Stored records
— Begin —
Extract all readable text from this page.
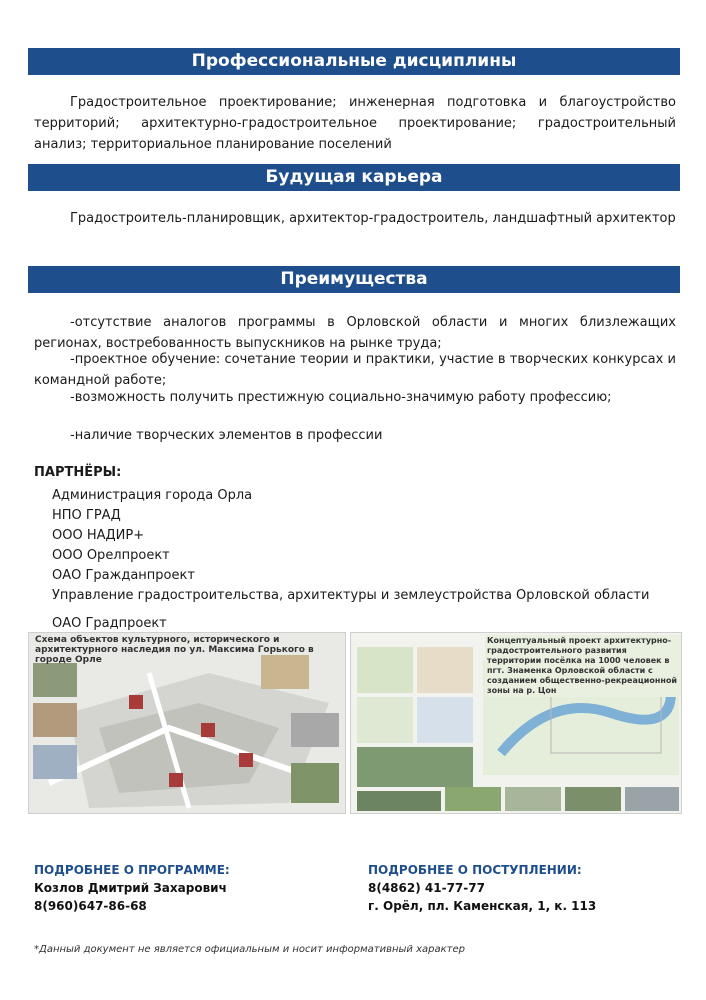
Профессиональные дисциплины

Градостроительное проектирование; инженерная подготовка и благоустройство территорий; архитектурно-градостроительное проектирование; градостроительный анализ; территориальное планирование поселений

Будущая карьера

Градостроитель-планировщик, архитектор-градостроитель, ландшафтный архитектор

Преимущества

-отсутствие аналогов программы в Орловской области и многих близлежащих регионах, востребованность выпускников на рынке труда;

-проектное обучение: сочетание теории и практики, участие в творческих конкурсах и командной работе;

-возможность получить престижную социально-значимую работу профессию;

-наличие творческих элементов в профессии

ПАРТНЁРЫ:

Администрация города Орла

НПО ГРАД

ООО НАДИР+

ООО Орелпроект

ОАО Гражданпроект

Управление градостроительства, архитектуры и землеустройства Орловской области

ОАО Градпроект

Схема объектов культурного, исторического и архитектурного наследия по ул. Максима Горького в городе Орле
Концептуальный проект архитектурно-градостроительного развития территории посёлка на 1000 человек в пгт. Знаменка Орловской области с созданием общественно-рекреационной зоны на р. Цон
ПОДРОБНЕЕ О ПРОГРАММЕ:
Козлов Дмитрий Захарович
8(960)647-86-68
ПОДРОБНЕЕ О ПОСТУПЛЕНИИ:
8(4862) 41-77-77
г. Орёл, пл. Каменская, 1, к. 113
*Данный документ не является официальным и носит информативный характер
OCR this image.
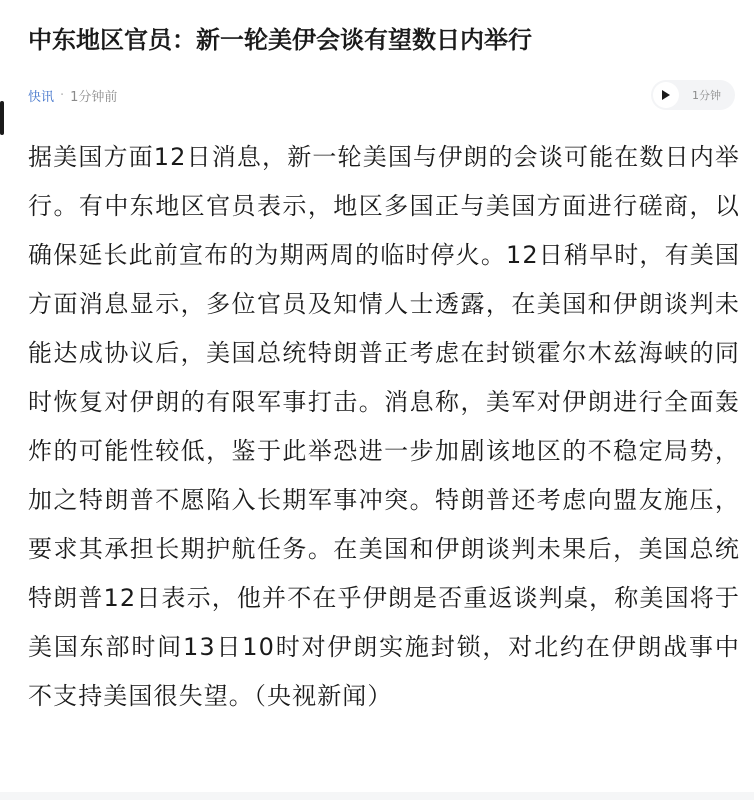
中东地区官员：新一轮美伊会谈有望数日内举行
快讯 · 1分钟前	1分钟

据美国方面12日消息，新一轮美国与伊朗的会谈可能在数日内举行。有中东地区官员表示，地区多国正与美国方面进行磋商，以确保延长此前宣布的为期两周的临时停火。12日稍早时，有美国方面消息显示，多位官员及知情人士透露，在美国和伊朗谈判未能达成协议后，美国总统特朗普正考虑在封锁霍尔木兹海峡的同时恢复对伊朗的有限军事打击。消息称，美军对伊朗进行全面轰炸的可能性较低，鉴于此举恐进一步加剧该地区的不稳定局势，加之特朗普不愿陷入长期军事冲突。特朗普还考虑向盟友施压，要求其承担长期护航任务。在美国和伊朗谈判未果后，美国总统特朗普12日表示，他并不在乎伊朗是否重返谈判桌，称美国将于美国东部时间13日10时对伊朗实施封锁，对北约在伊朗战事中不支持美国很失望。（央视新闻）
— End —
◆ WHAT YOU HAVE TO DO: Your task is to retype all the entries exactly and leave out any pictures.

◆ FINISHED EXERCISE:
Extract all readable text from this page.
Профессиональные дисциплины

Градостроительное проектирование; инженерная подготовка и благоустройство территорий; архитектурно-градостроительное проектирование; градостроительный анализ; территориальное планирование поселений

Будущая карьера

Градостроитель-планировщик, архитектор-градостроитель, ландшафтный архитектор

Преимущества

-отсутствие аналогов программы в Орловской области и многих близлежащих регионах, востребованность выпускников на рынке труда;

-проектное обучение: сочетание теории и практики, участие в творческих конкурсах и командной работе;

-возможность получить престижную социально-значимую работу профессию;

-наличие творческих элементов в профессии

ПАРТНЁРЫ:

Администрация города Орла

НПО ГРАД

ООО НАДИР+

ООО Орелпроект

ОАО Гражданпроект

Управление градостроительства, архитектуры и землеустройства Орловской области

ОАО Градпроект

Схема объектов культурного, исторического и архитектурного наследия по ул. Максима Горького в городе Орле
Концептуальный проект архитектурно-градостроительного развития территории посёлка на 1000 человек в пгт. Знаменка Орловской области с созданием общественно-рекреационной зоны на р. Цон
ПОДРОБНЕЕ О ПРОГРАММЕ:
Козлов Дмитрий Захарович
8(960)647-86-68
ПОДРОБНЕЕ О ПОСТУПЛЕНИИ:
8(4862) 41-77-77
г. Орёл, пл. Каменская, 1, к. 113
*Данный документ не является официальным и носит информативный характер
OCR this image.
中东地区官员：新一轮美伊会谈有望数日内举行
快讯 · 1分钟前	1分钟

据美国方面12日消息，新一轮美国与伊朗的会谈可能在数日内举行。有中东地区官员表示，地区多国正与美国方面进行磋商，以确保延长此前宣布的为期两周的临时停火。12日稍早时，有美国方面消息显示，多位官员及知情人士透露，在美国和伊朗谈判未能达成协议后，美国总统特朗普正考虑在封锁霍尔木兹海峡的同时恢复对伊朗的有限军事打击。消息称，美军对伊朗进行全面轰炸的可能性较低，鉴于此举恐进一步加剧该地区的不稳定局势，加之特朗普不愿陷入长期军事冲突。特朗普还考虑向盟友施压，要求其承担长期护航任务。在美国和伊朗谈判未果后，美国总统特朗普12日表示，他并不在乎伊朗是否重返谈判桌，称美国将于美国东部时间13日10时对伊朗实施封锁，对北约在伊朗战事中不支持美国很失望。（央视新闻）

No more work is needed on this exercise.